Repeat every record exactly, but keep images out of the copy.

◇ ◇ ◇ ◇ ◇

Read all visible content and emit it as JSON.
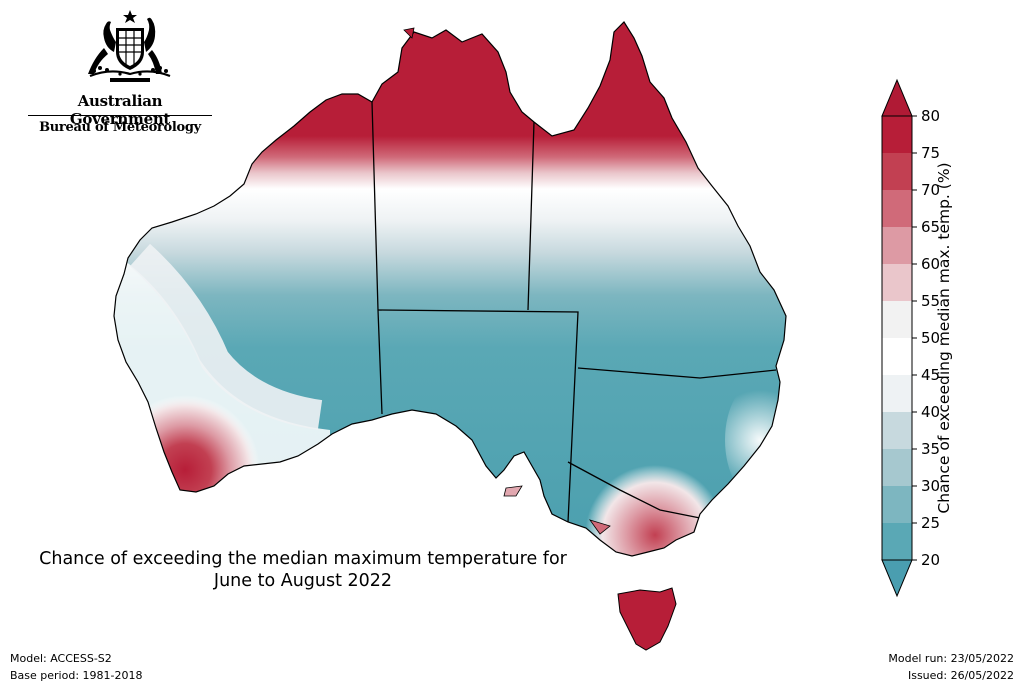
{
  "header": {
    "gov_name": "Australian Government",
    "bureau_name": "Bureau of Meteorology"
  },
  "map_title": {
    "line1": "Chance of exceeding the median maximum temperature for",
    "line2": "June to August 2022"
  },
  "footer": {
    "model": "Model: ACCESS-S2",
    "base_period": "Base period: 1981-2018",
    "model_run": "Model run: 23/05/2022",
    "issued": "Issued: 26/05/2022"
  },
  "colorbar": {
    "title": "Chance of exceeding median max. temp. (%)",
    "ticks": [
      "80",
      "75",
      "70",
      "65",
      "60",
      "55",
      "50",
      "45",
      "40",
      "35",
      "30",
      "25",
      "20"
    ],
    "colors": [
      "#b71e38",
      "#c24052",
      "#d06a79",
      "#dd9aa4",
      "#eac6cb",
      "#f2f2f2",
      "#ffffff",
      "#eef2f4",
      "#c7d9de",
      "#a6c8cf",
      "#7db6c0",
      "#5aa8b5",
      "#4b9fae"
    ],
    "over_color": "#b01a35",
    "under_color": "#4a9eb0"
  },
  "legend_map": {
    "north_band": "#b71e38",
    "inland_high": "#4b9fae"
  }
}
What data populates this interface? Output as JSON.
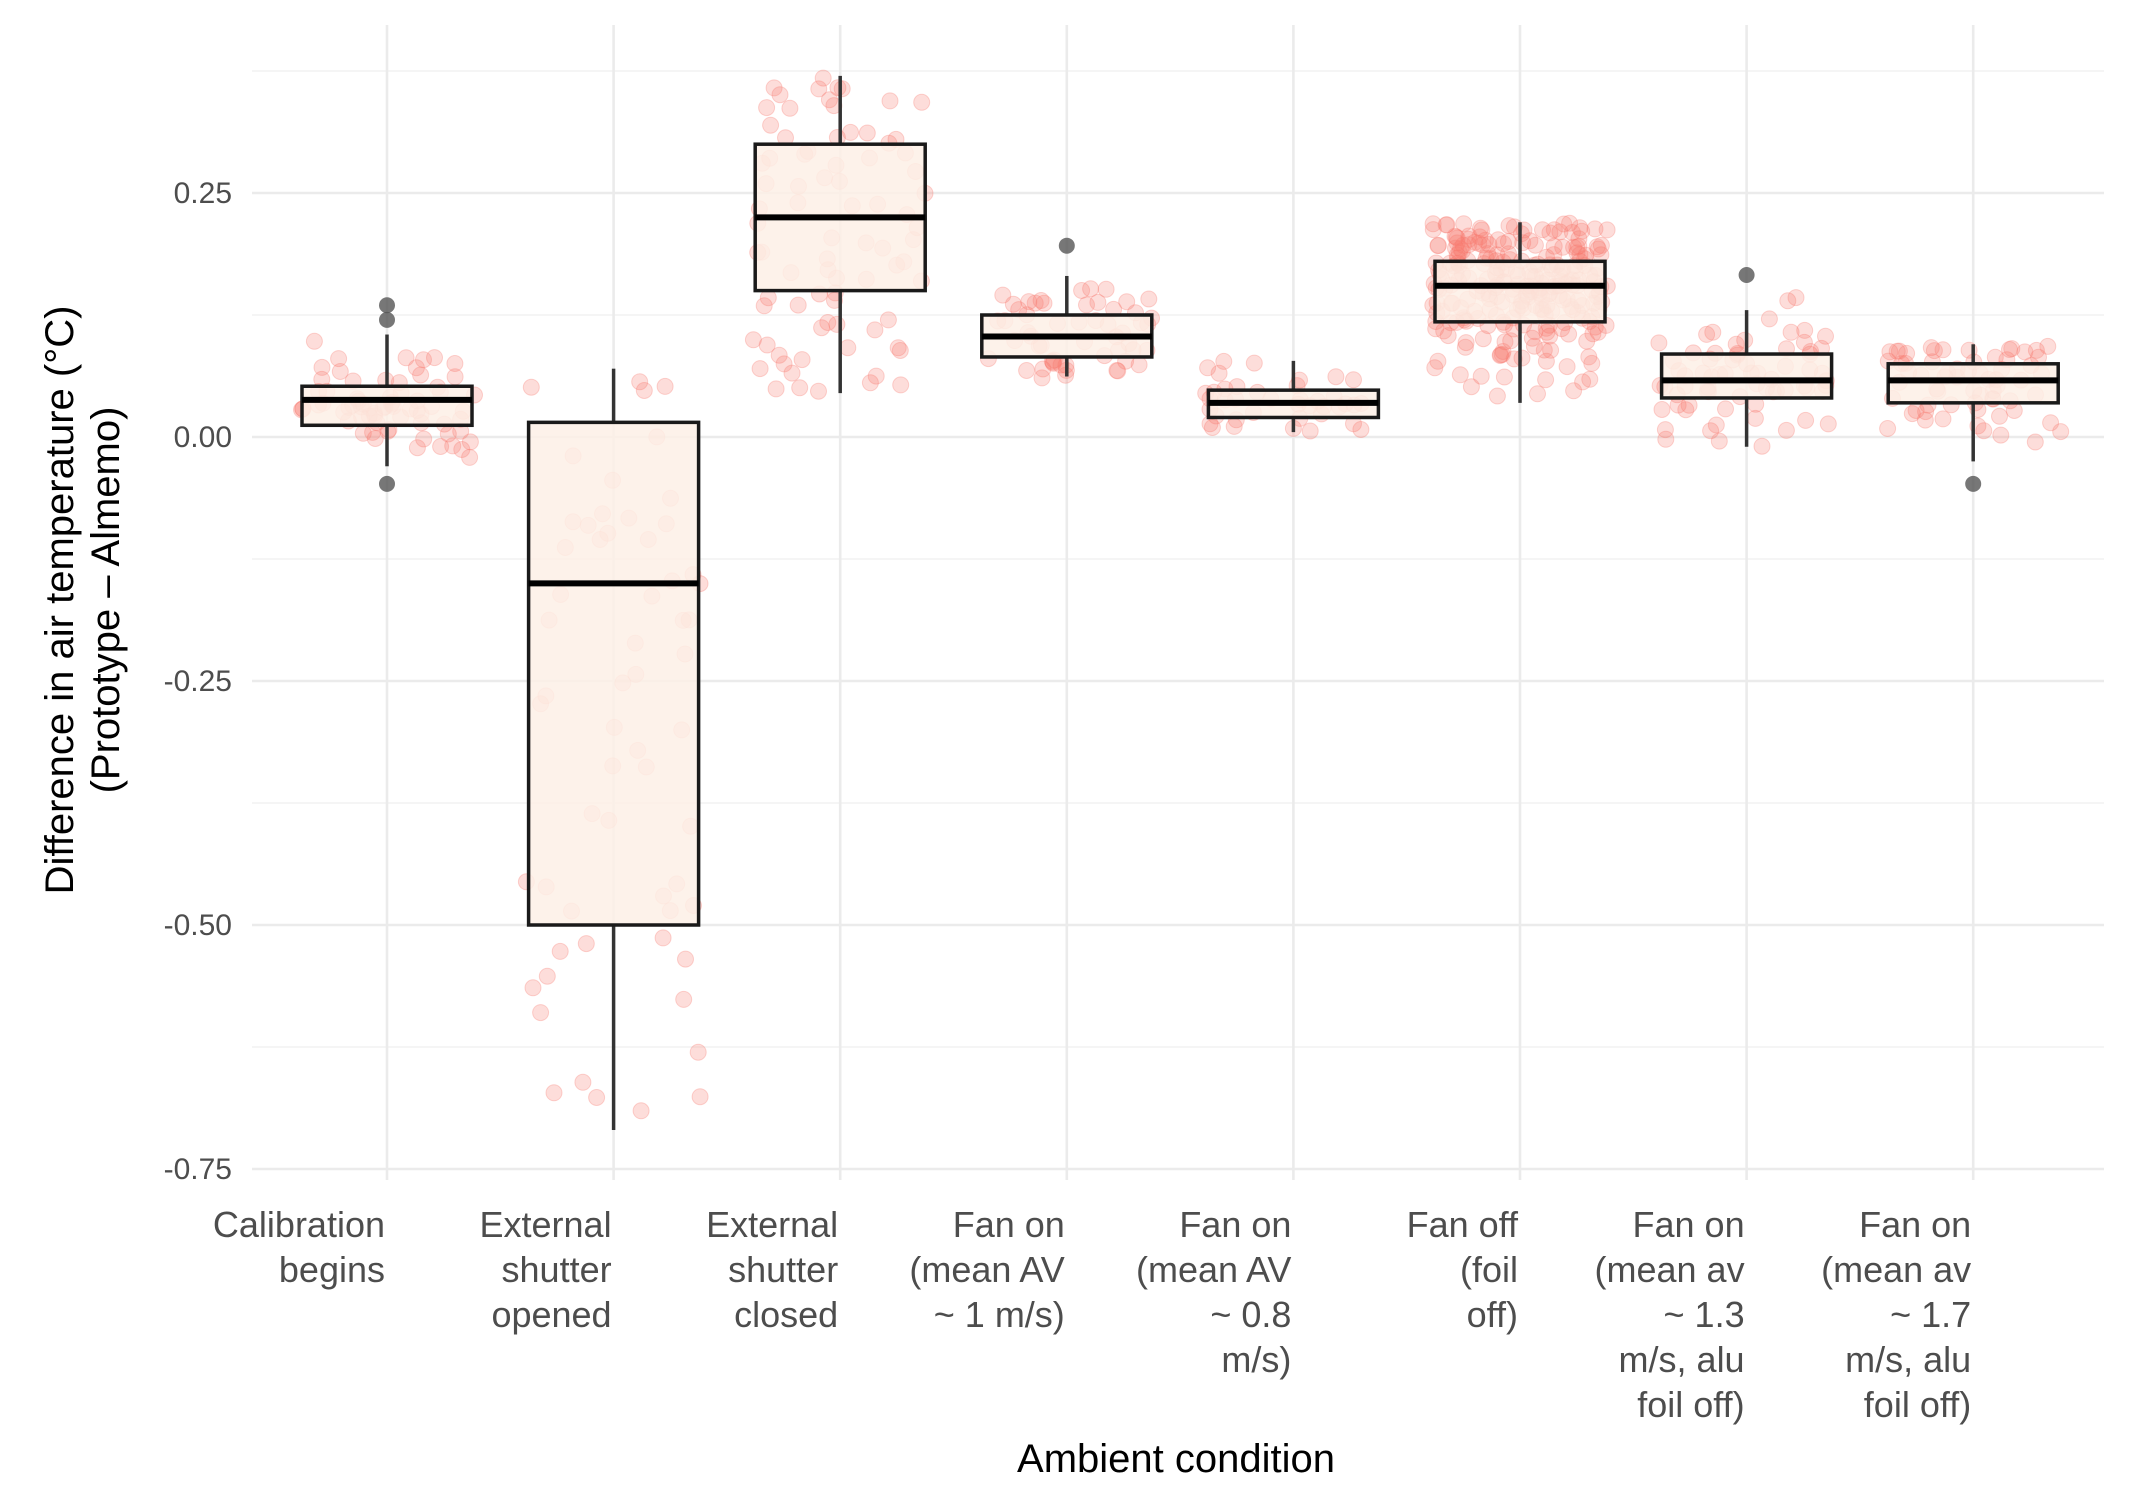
{
  "chart_data": {
    "type": "boxplot",
    "title": "",
    "xlabel": "Ambient condition",
    "ylabel": "Difference in air temperature (°C)",
    "ylabel_line2": "(Prototype – Almemo)",
    "ylim": [
      -0.75,
      0.38
    ],
    "yticks": [
      0.25,
      0.0,
      -0.25,
      -0.5,
      -0.75
    ],
    "ytick_labels": [
      "0.25",
      "0.00",
      "-0.25",
      "-0.50",
      "-0.75"
    ],
    "grid": true,
    "point_color": "#f8766d",
    "box_fill": "#fdf0e6",
    "categories": [
      [
        "Calibration",
        "begins"
      ],
      [
        "External",
        "shutter",
        "opened"
      ],
      [
        "External",
        "shutter",
        "closed"
      ],
      [
        "Fan on",
        "(mean AV",
        "~ 1 m/s)"
      ],
      [
        "Fan on",
        "(mean AV",
        "~ 0.8",
        "m/s)"
      ],
      [
        "Fan off",
        "(foil",
        "off)"
      ],
      [
        "Fan on",
        "(mean av",
        "~ 1.3",
        "m/s, alu",
        "foil off)"
      ],
      [
        "Fan on",
        "(mean av",
        "~ 1.7",
        "m/s, alu",
        "foil off)"
      ]
    ],
    "boxes": [
      {
        "whisker_low": -0.03,
        "q1": 0.012,
        "median": 0.038,
        "q3": 0.052,
        "whisker_high": 0.105,
        "outliers": [
          -0.048,
          0.12,
          0.135
        ],
        "n_points": 70,
        "jitter_min": -0.048,
        "jitter_max": 0.135
      },
      {
        "whisker_low": -0.71,
        "q1": -0.5,
        "median": -0.15,
        "q3": 0.015,
        "whisker_high": 0.07,
        "outliers": [],
        "n_points": 60,
        "jitter_min": -0.71,
        "jitter_max": 0.07
      },
      {
        "whisker_low": 0.045,
        "q1": 0.15,
        "median": 0.225,
        "q3": 0.3,
        "whisker_high": 0.37,
        "outliers": [],
        "n_points": 80,
        "jitter_min": 0.045,
        "jitter_max": 0.37
      },
      {
        "whisker_low": 0.062,
        "q1": 0.082,
        "median": 0.103,
        "q3": 0.125,
        "whisker_high": 0.165,
        "outliers": [
          0.196
        ],
        "n_points": 55,
        "jitter_min": 0.06,
        "jitter_max": 0.196
      },
      {
        "whisker_low": 0.005,
        "q1": 0.02,
        "median": 0.035,
        "q3": 0.048,
        "whisker_high": 0.078,
        "outliers": [],
        "n_points": 40,
        "jitter_min": 0.005,
        "jitter_max": 0.078
      },
      {
        "whisker_low": 0.035,
        "q1": 0.118,
        "median": 0.155,
        "q3": 0.18,
        "whisker_high": 0.22,
        "outliers": [],
        "n_points": 260,
        "jitter_min": 0.035,
        "jitter_max": 0.22
      },
      {
        "whisker_low": -0.01,
        "q1": 0.04,
        "median": 0.058,
        "q3": 0.085,
        "whisker_high": 0.13,
        "outliers": [
          0.166
        ],
        "n_points": 70,
        "jitter_min": -0.01,
        "jitter_max": 0.166
      },
      {
        "whisker_low": -0.025,
        "q1": 0.035,
        "median": 0.058,
        "q3": 0.075,
        "whisker_high": 0.095,
        "outliers": [
          -0.048
        ],
        "n_points": 65,
        "jitter_min": -0.048,
        "jitter_max": 0.095
      }
    ]
  }
}
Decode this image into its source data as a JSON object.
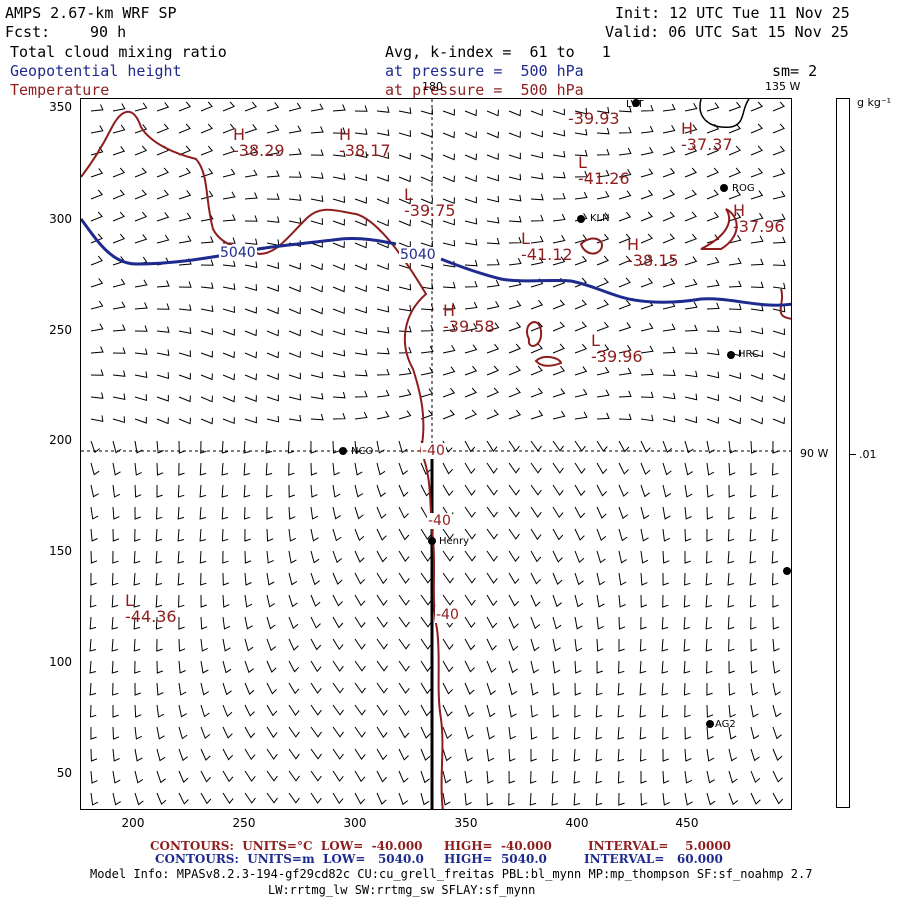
{
  "header": {
    "title": "AMPS 2.67-km WRF SP",
    "fcst_label": "Fcst:",
    "fcst_hours": "90 h",
    "init": "Init: 12 UTC Tue 11 Nov 25",
    "valid": "Valid: 06 UTC Sat 15 Nov 25",
    "field1": "Total cloud mixing ratio",
    "field2": "Geopotential height",
    "field3": "Temperature",
    "avg": "Avg, k-index =  61 to   1",
    "pressure2": "at pressure =  500 hPa",
    "pressure3": "at pressure =  500 hPa",
    "sm": "sm= 2",
    "lon_135": "135 W",
    "lon_90": "90 W",
    "lon_180": "180"
  },
  "colors": {
    "height": "#1f2a8f",
    "temperature": "#8e1e1e"
  },
  "colorbar": {
    "units": "g kg⁻¹",
    "tick": ".01"
  },
  "axes": {
    "x_ticks": [
      "200",
      "250",
      "300",
      "350",
      "400",
      "450"
    ],
    "y_ticks": [
      "350",
      "300",
      "250",
      "200",
      "150",
      "100",
      "50"
    ]
  },
  "highs_lows": [
    {
      "kind": "H",
      "value": "-38.29"
    },
    {
      "kind": "H",
      "value": "-38.17"
    },
    {
      "kind": "L",
      "value": "-39.75"
    },
    {
      "kind": "",
      "value": "-39.93"
    },
    {
      "kind": "H",
      "value": "-37.37"
    },
    {
      "kind": "L",
      "value": "-41.26"
    },
    {
      "kind": "H",
      "value": "-37.96"
    },
    {
      "kind": "L",
      "value": "-41.12"
    },
    {
      "kind": "H",
      "value": "-38.15"
    },
    {
      "kind": "H",
      "value": "-39.58"
    },
    {
      "kind": "L",
      "value": "-39.96"
    },
    {
      "kind": "L",
      "value": "-44.36"
    }
  ],
  "contour_labels": {
    "height_a": "5040",
    "height_b": "5040",
    "temp_a": "-40",
    "temp_b": "-40",
    "temp_c": "-40"
  },
  "stations": [
    "LVT",
    "ROG",
    "KLN",
    "HRC",
    "NCO",
    "Henry",
    "AG2"
  ],
  "footer": {
    "line1_label": "CONTOURS:  UNITS=°C  LOW=  -40.000",
    "line1_high": "HIGH=  -40.000",
    "line1_int": "INTERVAL=    5.0000",
    "line2_label": "CONTOURS:  UNITS=m  LOW=   5040.0",
    "line2_high": "HIGH=  5040.0",
    "line2_int": "INTERVAL=   60.000",
    "model_info": "Model Info: MPASv8.2.3-194-gf29cd82c CU:cu_grell_freitas PBL:bl_mynn MP:mp_thompson SF:sf_noahmp 2.7",
    "model_info2": "LW:rrtmg_lw SW:rrtmg_sw SFLAY:sf_mynn"
  }
}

◇ ◇ ◇ ◇ ◇

__Solution below__:
Read all visible content and emit it as JSON.
{
  "header": {
    "gov_name": "Australian Government",
    "bureau_name": "Bureau of Meteorology"
  },
  "map_title": {
    "line1": "Chance of exceeding the median maximum temperature for",
    "line2": "June to August 2022"
  },
  "footer": {
    "model": "Model: ACCESS-S2",
    "base_period": "Base period: 1981-2018",
    "model_run": "Model run: 23/05/2022",
    "issued": "Issued: 26/05/2022"
  },
  "colorbar": {
    "title": "Chance of exceeding median max. temp. (%)",
    "ticks": [
      "80",
      "75",
      "70",
      "65",
      "60",
      "55",
      "50",
      "45",
      "40",
      "35",
      "30",
      "25",
      "20"
    ],
    "colors": [
      "#b71e38",
      "#c24052",
      "#d06a79",
      "#dd9aa4",
      "#eac6cb",
      "#f2f2f2",
      "#ffffff",
      "#eef2f4",
      "#c7d9de",
      "#a6c8cf",
      "#7db6c0",
      "#5aa8b5",
      "#4b9fae"
    ],
    "over_color": "#b01a35",
    "under_color": "#4a9eb0"
  },
  "legend_map": {
    "north_band": "#b71e38",
    "inland_high": "#4b9fae"
  }
}
What data populates this interface? Output as JSON.
{
  "chart_data": {
    "type": "boxplot",
    "title": "",
    "xlabel": "Ambient condition",
    "ylabel": "Difference in air temperature (°C)",
    "ylabel_line2": "(Prototype – Almemo)",
    "ylim": [
      -0.75,
      0.38
    ],
    "yticks": [
      0.25,
      0.0,
      -0.25,
      -0.5,
      -0.75
    ],
    "ytick_labels": [
      "0.25",
      "0.00",
      "-0.25",
      "-0.50",
      "-0.75"
    ],
    "grid": true,
    "point_color": "#f8766d",
    "box_fill": "#fdf0e6",
    "categories": [
      [
        "Calibration",
        "begins"
      ],
      [
        "External",
        "shutter",
        "opened"
      ],
      [
        "External",
        "shutter",
        "closed"
      ],
      [
        "Fan on",
        "(mean AV",
        "~ 1 m/s)"
      ],
      [
        "Fan on",
        "(mean AV",
        "~ 0.8",
        "m/s)"
      ],
      [
        "Fan off",
        "(foil",
        "off)"
      ],
      [
        "Fan on",
        "(mean av",
        "~ 1.3",
        "m/s, alu",
        "foil off)"
      ],
      [
        "Fan on",
        "(mean av",
        "~ 1.7",
        "m/s, alu",
        "foil off)"
      ]
    ],
    "boxes": [
      {
        "whisker_low": -0.03,
        "q1": 0.012,
        "median": 0.038,
        "q3": 0.052,
        "whisker_high": 0.105,
        "outliers": [
          -0.048,
          0.12,
          0.135
        ],
        "n_points": 70,
        "jitter_min": -0.048,
        "jitter_max": 0.135
      },
      {
        "whisker_low": -0.71,
        "q1": -0.5,
        "median": -0.15,
        "q3": 0.015,
        "whisker_high": 0.07,
        "outliers": [],
        "n_points": 60,
        "jitter_min": -0.71,
        "jitter_max": 0.07
      },
      {
        "whisker_low": 0.045,
        "q1": 0.15,
        "median": 0.225,
        "q3": 0.3,
        "whisker_high": 0.37,
        "outliers": [],
        "n_points": 80,
        "jitter_min": 0.045,
        "jitter_max": 0.37
      },
      {
        "whisker_low": 0.062,
        "q1": 0.082,
        "median": 0.103,
        "q3": 0.125,
        "whisker_high": 0.165,
        "outliers": [
          0.196
        ],
        "n_points": 55,
        "jitter_min": 0.06,
        "jitter_max": 0.196
      },
      {
        "whisker_low": 0.005,
        "q1": 0.02,
        "median": 0.035,
        "q3": 0.048,
        "whisker_high": 0.078,
        "outliers": [],
        "n_points": 40,
        "jitter_min": 0.005,
        "jitter_max": 0.078
      },
      {
        "whisker_low": 0.035,
        "q1": 0.118,
        "median": 0.155,
        "q3": 0.18,
        "whisker_high": 0.22,
        "outliers": [],
        "n_points": 260,
        "jitter_min": 0.035,
        "jitter_max": 0.22
      },
      {
        "whisker_low": -0.01,
        "q1": 0.04,
        "median": 0.058,
        "q3": 0.085,
        "whisker_high": 0.13,
        "outliers": [
          0.166
        ],
        "n_points": 70,
        "jitter_min": -0.01,
        "jitter_max": 0.166
      },
      {
        "whisker_low": -0.025,
        "q1": 0.035,
        "median": 0.058,
        "q3": 0.075,
        "whisker_high": 0.095,
        "outliers": [
          -0.048
        ],
        "n_points": 65,
        "jitter_min": -0.048,
        "jitter_max": 0.095
      }
    ]
  }
}
Decode this image into its source data as a JSON object.
{
  "header": {
    "title": "AMPS 2.67-km WRF SP",
    "fcst_label": "Fcst:",
    "fcst_hours": "90 h",
    "init": "Init: 12 UTC Tue 11 Nov 25",
    "valid": "Valid: 06 UTC Sat 15 Nov 25",
    "field1": "Total cloud mixing ratio",
    "field2": "Geopotential height",
    "field3": "Temperature",
    "avg": "Avg, k-index =  61 to   1",
    "pressure2": "at pressure =  500 hPa",
    "pressure3": "at pressure =  500 hPa",
    "sm": "sm= 2",
    "lon_135": "135 W",
    "lon_90": "90 W",
    "lon_180": "180"
  },
  "colors": {
    "height": "#1f2a8f",
    "temperature": "#8e1e1e"
  },
  "colorbar": {
    "units": "g kg⁻¹",
    "tick": ".01"
  },
  "axes": {
    "x_ticks": [
      "200",
      "250",
      "300",
      "350",
      "400",
      "450"
    ],
    "y_ticks": [
      "350",
      "300",
      "250",
      "200",
      "150",
      "100",
      "50"
    ]
  },
  "highs_lows": [
    {
      "kind": "H",
      "value": "-38.29"
    },
    {
      "kind": "H",
      "value": "-38.17"
    },
    {
      "kind": "L",
      "value": "-39.75"
    },
    {
      "kind": "",
      "value": "-39.93"
    },
    {
      "kind": "H",
      "value": "-37.37"
    },
    {
      "kind": "L",
      "value": "-41.26"
    },
    {
      "kind": "H",
      "value": "-37.96"
    },
    {
      "kind": "L",
      "value": "-41.12"
    },
    {
      "kind": "H",
      "value": "-38.15"
    },
    {
      "kind": "H",
      "value": "-39.58"
    },
    {
      "kind": "L",
      "value": "-39.96"
    },
    {
      "kind": "L",
      "value": "-44.36"
    }
  ],
  "contour_labels": {
    "height_a": "5040",
    "height_b": "5040",
    "temp_a": "-40",
    "temp_b": "-40",
    "temp_c": "-40"
  },
  "stations": [
    "LVT",
    "ROG",
    "KLN",
    "HRC",
    "NCO",
    "Henry",
    "AG2"
  ],
  "footer": {
    "line1_label": "CONTOURS:  UNITS=°C  LOW=  -40.000",
    "line1_high": "HIGH=  -40.000",
    "line1_int": "INTERVAL=    5.0000",
    "line2_label": "CONTOURS:  UNITS=m  LOW=   5040.0",
    "line2_high": "HIGH=  5040.0",
    "line2_int": "INTERVAL=   60.000",
    "model_info": "Model Info: MPASv8.2.3-194-gf29cd82c CU:cu_grell_freitas PBL:bl_mynn MP:mp_thompson SF:sf_noahmp 2.7",
    "model_info2": "LW:rrtmg_lw SW:rrtmg_sw SFLAY:sf_mynn"
  }
}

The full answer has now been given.